[Begin Listed entries]

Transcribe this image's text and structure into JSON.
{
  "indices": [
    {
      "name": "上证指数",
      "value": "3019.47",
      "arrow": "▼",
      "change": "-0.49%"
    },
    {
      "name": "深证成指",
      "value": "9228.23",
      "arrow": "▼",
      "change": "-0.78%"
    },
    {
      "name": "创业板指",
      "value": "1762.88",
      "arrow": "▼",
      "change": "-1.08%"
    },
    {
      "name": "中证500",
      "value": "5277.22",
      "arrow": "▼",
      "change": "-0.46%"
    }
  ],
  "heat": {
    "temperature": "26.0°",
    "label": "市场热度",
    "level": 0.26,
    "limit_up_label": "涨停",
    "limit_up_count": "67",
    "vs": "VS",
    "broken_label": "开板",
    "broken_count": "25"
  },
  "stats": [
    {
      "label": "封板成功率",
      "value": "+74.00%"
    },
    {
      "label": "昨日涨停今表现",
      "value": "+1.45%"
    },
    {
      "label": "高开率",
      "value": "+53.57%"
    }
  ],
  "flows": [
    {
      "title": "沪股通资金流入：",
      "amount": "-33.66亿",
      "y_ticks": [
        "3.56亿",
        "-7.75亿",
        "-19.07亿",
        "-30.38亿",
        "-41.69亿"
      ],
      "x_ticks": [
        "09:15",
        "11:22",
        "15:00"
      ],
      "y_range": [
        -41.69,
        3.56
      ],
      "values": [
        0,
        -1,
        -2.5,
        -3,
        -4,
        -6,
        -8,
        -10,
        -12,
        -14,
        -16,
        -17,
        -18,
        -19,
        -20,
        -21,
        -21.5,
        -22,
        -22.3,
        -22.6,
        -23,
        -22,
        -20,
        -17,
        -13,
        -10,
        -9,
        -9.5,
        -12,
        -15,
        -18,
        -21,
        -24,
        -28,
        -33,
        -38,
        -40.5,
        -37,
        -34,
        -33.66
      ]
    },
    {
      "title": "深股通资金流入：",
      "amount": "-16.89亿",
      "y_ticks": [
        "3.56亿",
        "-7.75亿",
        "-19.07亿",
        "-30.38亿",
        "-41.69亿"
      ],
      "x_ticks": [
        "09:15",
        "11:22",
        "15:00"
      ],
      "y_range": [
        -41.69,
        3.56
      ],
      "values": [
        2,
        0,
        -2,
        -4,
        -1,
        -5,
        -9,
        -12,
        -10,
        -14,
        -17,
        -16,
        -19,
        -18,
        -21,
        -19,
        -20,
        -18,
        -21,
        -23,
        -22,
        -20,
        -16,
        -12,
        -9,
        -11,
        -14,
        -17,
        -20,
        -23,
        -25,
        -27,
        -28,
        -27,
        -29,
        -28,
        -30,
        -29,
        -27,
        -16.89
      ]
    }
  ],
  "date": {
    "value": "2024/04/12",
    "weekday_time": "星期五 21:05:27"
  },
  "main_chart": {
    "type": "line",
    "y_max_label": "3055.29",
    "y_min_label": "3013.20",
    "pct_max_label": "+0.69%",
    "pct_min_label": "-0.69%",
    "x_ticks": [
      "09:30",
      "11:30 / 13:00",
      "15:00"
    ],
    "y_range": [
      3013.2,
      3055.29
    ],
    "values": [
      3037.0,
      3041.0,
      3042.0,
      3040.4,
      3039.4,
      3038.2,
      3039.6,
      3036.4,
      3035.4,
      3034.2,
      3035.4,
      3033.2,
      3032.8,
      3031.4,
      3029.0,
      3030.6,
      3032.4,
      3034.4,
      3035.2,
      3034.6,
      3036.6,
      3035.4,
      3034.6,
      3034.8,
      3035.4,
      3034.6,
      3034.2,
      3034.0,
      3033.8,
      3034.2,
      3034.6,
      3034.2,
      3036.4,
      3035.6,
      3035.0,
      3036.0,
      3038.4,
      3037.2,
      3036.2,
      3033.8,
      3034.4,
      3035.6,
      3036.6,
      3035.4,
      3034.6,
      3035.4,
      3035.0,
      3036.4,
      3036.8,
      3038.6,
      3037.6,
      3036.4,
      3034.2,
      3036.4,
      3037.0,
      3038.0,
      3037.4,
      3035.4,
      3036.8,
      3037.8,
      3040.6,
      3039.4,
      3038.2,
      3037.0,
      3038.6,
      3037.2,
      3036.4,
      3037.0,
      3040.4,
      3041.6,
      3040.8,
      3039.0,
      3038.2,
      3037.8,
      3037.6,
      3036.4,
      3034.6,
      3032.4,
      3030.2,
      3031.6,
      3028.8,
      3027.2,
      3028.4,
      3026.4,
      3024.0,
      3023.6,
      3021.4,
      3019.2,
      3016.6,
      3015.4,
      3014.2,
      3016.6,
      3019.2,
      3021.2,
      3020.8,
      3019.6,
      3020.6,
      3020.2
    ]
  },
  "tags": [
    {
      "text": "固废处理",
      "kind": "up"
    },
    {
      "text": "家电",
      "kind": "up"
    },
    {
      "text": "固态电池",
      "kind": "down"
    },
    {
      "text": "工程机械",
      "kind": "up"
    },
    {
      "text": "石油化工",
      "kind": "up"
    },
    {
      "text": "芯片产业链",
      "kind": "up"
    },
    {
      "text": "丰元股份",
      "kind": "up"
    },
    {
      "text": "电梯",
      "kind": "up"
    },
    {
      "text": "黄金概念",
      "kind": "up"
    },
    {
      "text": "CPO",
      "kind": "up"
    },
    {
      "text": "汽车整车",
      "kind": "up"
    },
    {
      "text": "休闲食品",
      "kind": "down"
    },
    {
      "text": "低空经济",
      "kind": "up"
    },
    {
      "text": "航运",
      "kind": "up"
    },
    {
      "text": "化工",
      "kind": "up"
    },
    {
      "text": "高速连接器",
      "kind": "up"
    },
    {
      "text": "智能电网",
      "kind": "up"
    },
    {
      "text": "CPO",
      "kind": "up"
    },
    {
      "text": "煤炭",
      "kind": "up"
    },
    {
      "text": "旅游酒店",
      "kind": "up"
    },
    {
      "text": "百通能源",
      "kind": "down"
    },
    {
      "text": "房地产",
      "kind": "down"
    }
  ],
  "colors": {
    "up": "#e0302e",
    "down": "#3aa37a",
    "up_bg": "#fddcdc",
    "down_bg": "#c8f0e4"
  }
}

[End Listed entries]
[Begin Listed entries]

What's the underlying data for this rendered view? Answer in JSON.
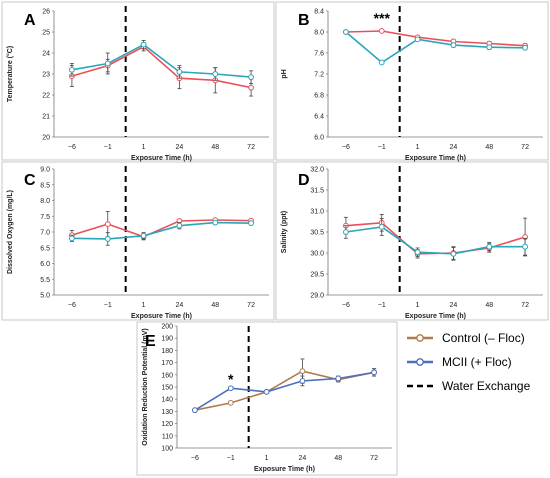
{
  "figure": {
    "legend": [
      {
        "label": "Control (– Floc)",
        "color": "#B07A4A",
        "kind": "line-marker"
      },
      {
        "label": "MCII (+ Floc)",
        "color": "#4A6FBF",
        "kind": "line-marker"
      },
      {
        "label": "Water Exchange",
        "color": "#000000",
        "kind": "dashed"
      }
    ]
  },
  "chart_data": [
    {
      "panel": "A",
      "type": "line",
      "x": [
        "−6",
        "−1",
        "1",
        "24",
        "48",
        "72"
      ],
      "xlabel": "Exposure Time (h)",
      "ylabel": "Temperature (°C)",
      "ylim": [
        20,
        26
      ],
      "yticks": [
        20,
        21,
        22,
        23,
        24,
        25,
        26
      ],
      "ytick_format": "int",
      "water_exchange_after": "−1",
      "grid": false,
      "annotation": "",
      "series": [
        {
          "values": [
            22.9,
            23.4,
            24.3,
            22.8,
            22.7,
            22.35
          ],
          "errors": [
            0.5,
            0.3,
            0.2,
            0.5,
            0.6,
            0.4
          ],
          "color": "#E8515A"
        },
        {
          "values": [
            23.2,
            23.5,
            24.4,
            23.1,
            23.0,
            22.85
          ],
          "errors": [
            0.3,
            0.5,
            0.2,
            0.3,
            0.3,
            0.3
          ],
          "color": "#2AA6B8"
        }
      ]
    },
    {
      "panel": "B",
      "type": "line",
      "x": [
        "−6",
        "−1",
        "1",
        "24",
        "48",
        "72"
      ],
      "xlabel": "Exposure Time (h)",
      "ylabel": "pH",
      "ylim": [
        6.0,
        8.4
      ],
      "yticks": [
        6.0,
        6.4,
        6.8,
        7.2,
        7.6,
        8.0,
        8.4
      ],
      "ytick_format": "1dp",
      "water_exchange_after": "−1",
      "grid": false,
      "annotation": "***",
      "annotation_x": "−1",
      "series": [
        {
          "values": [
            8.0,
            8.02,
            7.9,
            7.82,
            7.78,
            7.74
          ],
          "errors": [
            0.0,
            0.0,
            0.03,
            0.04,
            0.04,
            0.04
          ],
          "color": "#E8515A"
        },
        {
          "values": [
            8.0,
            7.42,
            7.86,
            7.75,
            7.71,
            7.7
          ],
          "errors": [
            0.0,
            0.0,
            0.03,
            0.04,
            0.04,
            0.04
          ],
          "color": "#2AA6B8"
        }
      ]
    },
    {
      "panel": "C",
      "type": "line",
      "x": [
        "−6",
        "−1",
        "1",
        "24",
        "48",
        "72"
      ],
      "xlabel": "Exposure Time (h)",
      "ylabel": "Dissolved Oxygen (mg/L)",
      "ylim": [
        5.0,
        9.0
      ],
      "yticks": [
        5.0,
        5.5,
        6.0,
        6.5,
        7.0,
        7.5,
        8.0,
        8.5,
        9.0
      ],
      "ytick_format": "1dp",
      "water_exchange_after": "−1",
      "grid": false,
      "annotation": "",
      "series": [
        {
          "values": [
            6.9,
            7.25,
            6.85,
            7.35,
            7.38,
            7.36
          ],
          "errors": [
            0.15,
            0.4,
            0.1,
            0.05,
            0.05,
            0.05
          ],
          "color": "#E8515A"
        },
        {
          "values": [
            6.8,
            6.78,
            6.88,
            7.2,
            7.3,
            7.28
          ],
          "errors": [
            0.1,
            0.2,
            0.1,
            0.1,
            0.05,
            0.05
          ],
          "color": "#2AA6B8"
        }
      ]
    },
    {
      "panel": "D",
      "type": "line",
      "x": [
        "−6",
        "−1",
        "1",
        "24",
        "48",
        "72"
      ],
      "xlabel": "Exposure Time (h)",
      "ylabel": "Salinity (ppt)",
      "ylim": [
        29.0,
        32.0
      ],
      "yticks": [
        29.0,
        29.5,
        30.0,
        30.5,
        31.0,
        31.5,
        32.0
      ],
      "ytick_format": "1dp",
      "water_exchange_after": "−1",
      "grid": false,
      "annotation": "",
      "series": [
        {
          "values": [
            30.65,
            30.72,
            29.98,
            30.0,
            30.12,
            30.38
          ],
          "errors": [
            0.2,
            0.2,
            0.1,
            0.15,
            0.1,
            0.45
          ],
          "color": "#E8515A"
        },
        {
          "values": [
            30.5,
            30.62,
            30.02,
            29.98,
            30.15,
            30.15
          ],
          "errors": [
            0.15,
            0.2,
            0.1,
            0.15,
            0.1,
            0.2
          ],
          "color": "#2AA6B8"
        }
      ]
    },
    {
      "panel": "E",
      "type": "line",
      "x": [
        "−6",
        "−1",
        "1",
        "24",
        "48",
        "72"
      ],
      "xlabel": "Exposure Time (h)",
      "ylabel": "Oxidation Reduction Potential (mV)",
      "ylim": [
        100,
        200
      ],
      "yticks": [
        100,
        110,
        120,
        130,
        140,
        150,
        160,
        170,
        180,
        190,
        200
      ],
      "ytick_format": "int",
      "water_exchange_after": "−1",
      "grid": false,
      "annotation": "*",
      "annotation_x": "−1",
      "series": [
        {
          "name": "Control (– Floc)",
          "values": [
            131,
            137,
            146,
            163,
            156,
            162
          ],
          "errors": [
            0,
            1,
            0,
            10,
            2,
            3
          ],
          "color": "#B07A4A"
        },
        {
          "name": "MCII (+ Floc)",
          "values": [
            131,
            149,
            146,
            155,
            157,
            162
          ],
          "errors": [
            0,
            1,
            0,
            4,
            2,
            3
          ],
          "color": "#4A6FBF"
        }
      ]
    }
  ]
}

[End Listed entries]

> What the exercise asks
Copy each line containing the word "Floc" from the data.

> Result below
        "label": "Control (– Floc)",
        "label": "MCII (+ Floc)",
          "name": "Control (– Floc)",
          "name": "MCII (+ Floc)",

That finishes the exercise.